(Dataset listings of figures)

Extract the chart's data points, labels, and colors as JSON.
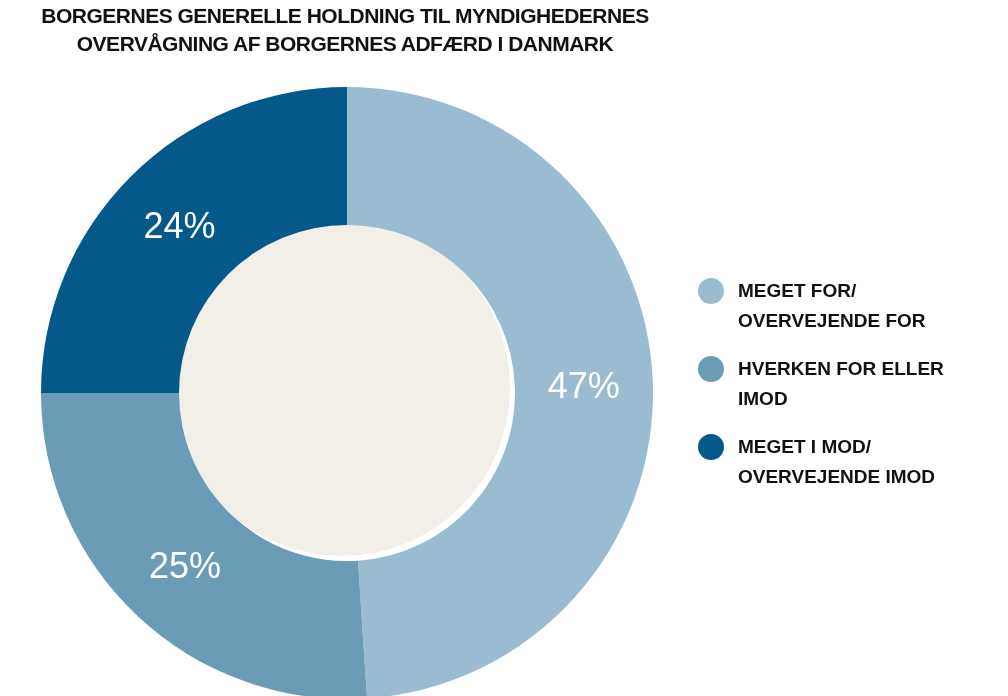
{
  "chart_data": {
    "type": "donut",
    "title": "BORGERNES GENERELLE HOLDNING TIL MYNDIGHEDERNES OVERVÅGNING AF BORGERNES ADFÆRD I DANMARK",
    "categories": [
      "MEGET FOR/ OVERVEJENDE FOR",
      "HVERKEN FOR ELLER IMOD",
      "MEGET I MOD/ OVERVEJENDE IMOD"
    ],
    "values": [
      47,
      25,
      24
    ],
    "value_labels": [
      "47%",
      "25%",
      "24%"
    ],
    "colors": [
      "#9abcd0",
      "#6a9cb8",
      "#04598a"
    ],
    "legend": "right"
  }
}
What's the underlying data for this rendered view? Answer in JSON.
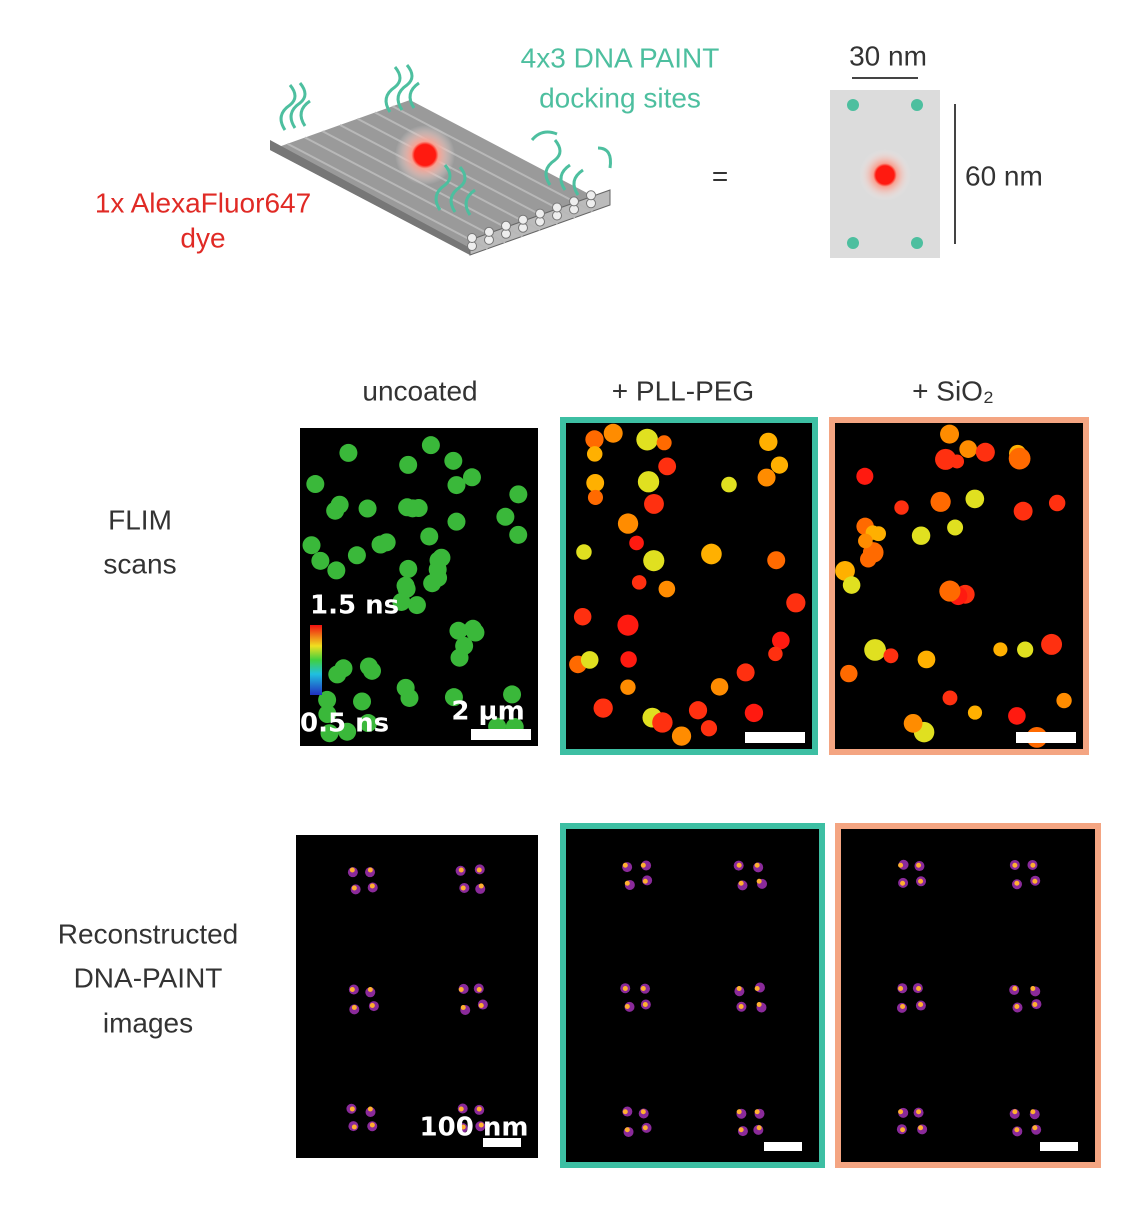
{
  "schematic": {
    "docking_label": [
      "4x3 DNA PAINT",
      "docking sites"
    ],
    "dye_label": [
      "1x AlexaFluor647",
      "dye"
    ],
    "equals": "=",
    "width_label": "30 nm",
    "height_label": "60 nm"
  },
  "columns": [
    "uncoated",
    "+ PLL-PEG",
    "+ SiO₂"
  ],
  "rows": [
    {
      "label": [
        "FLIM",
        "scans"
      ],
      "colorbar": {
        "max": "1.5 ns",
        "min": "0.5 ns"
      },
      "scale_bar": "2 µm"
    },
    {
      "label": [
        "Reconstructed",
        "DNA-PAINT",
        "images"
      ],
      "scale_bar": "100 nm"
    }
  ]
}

The request »
The records above must be transcribed exactly. Pictures are left out of the copy.

The reply »
Extract the chart's data points, labels, and colors as JSON.
{
  "chart_data": {
    "type": "donut",
    "title": "BORGERNES GENERELLE HOLDNING TIL MYNDIGHEDERNES OVERVÅGNING AF BORGERNES ADFÆRD I DANMARK",
    "categories": [
      "MEGET FOR/ OVERVEJENDE FOR",
      "HVERKEN FOR ELLER IMOD",
      "MEGET I MOD/ OVERVEJENDE IMOD"
    ],
    "values": [
      47,
      25,
      24
    ],
    "value_labels": [
      "47%",
      "25%",
      "24%"
    ],
    "colors": [
      "#9abcd0",
      "#6a9cb8",
      "#04598a"
    ],
    "legend": "right"
  }
}
What's the underlying data for this rendered view? Answer in JSON.
{
  "schematic": {
    "docking_label": [
      "4x3 DNA PAINT",
      "docking sites"
    ],
    "dye_label": [
      "1x AlexaFluor647",
      "dye"
    ],
    "equals": "=",
    "width_label": "30 nm",
    "height_label": "60 nm"
  },
  "columns": [
    "uncoated",
    "+ PLL-PEG",
    "+ SiO₂"
  ],
  "rows": [
    {
      "label": [
        "FLIM",
        "scans"
      ],
      "colorbar": {
        "max": "1.5 ns",
        "min": "0.5 ns"
      },
      "scale_bar": "2 µm"
    },
    {
      "label": [
        "Reconstructed",
        "DNA-PAINT",
        "images"
      ],
      "scale_bar": "100 nm"
    }
  ]
}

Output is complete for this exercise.